Given request: Copy out the lines that include the word "займа".

── Stored data

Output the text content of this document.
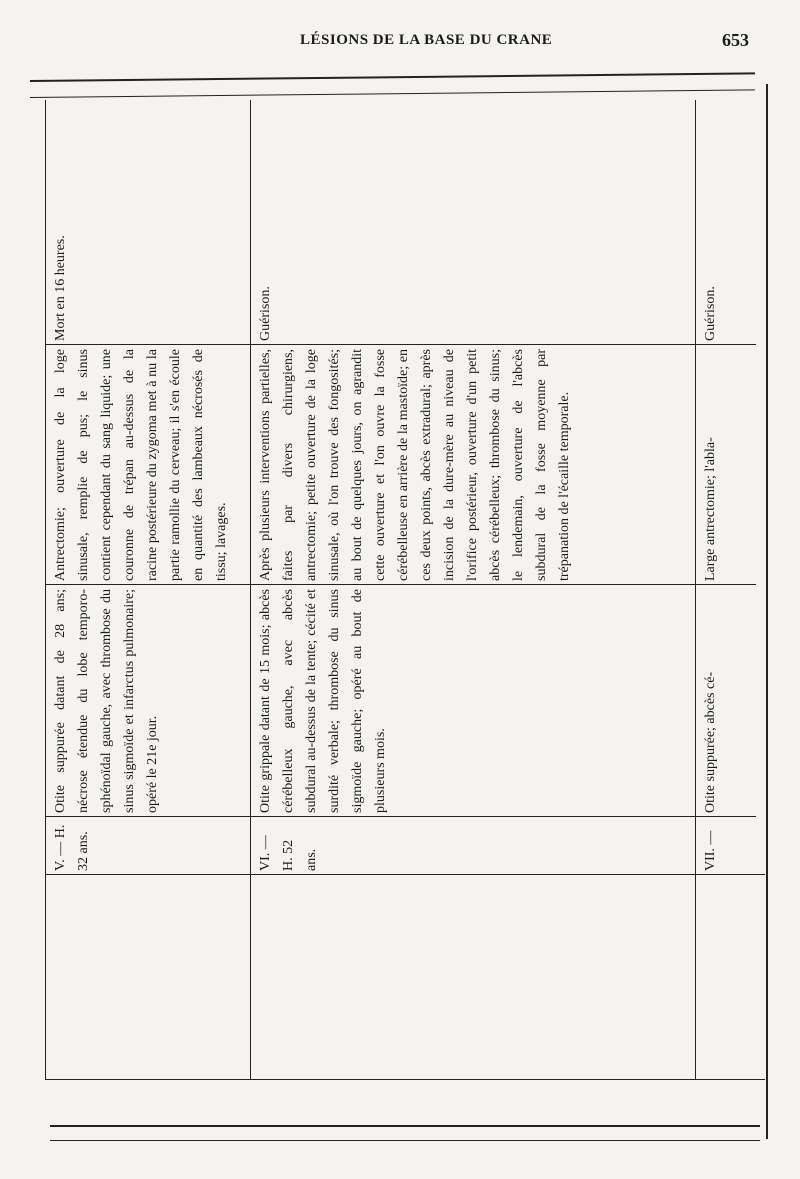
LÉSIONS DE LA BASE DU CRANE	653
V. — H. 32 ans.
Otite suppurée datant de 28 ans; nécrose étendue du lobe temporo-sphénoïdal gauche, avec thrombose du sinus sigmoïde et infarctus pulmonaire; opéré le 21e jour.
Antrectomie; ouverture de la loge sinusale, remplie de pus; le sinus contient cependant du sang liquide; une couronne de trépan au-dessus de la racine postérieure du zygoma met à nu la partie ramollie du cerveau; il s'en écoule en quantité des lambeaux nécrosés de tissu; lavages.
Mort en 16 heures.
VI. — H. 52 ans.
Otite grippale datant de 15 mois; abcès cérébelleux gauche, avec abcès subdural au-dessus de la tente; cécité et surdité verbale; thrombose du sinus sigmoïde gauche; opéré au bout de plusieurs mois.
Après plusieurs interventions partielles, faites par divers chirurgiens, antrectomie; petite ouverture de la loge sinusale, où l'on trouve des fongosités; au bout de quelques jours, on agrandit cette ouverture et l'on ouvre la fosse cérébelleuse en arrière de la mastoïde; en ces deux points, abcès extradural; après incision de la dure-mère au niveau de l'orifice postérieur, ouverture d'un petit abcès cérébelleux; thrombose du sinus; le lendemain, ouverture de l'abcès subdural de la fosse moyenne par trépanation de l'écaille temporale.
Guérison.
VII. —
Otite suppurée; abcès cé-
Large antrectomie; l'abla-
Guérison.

────
── Stored data

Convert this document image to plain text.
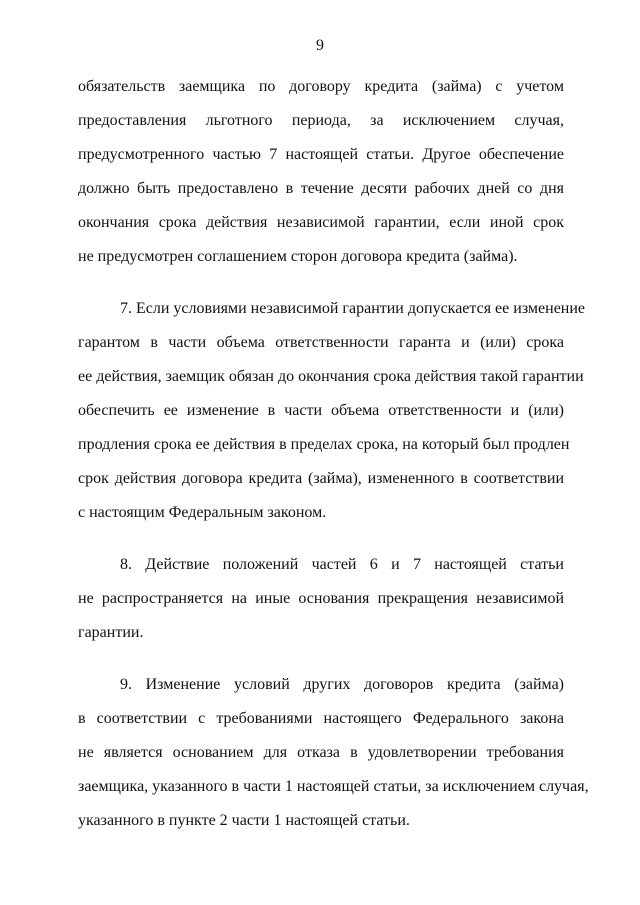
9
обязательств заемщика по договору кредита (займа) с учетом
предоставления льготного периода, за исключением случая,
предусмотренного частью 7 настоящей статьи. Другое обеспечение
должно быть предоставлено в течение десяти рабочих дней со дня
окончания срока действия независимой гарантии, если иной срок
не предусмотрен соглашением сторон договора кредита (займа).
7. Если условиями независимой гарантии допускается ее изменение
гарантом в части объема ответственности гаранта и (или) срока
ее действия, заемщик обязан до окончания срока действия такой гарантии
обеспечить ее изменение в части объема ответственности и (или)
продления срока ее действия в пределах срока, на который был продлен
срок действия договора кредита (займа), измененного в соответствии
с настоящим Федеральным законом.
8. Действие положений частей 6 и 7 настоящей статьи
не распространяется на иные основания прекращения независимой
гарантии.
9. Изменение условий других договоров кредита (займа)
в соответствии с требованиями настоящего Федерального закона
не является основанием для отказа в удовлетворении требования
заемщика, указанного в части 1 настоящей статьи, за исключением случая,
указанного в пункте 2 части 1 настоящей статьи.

────

Reply:
обязательств заемщика по договору кредита (займа) с учетом
не предусмотрен соглашением сторон договора кредита (займа).
срок действия договора кредита (займа), измененного в соответствии
9. Изменение условий других договоров кредита (займа)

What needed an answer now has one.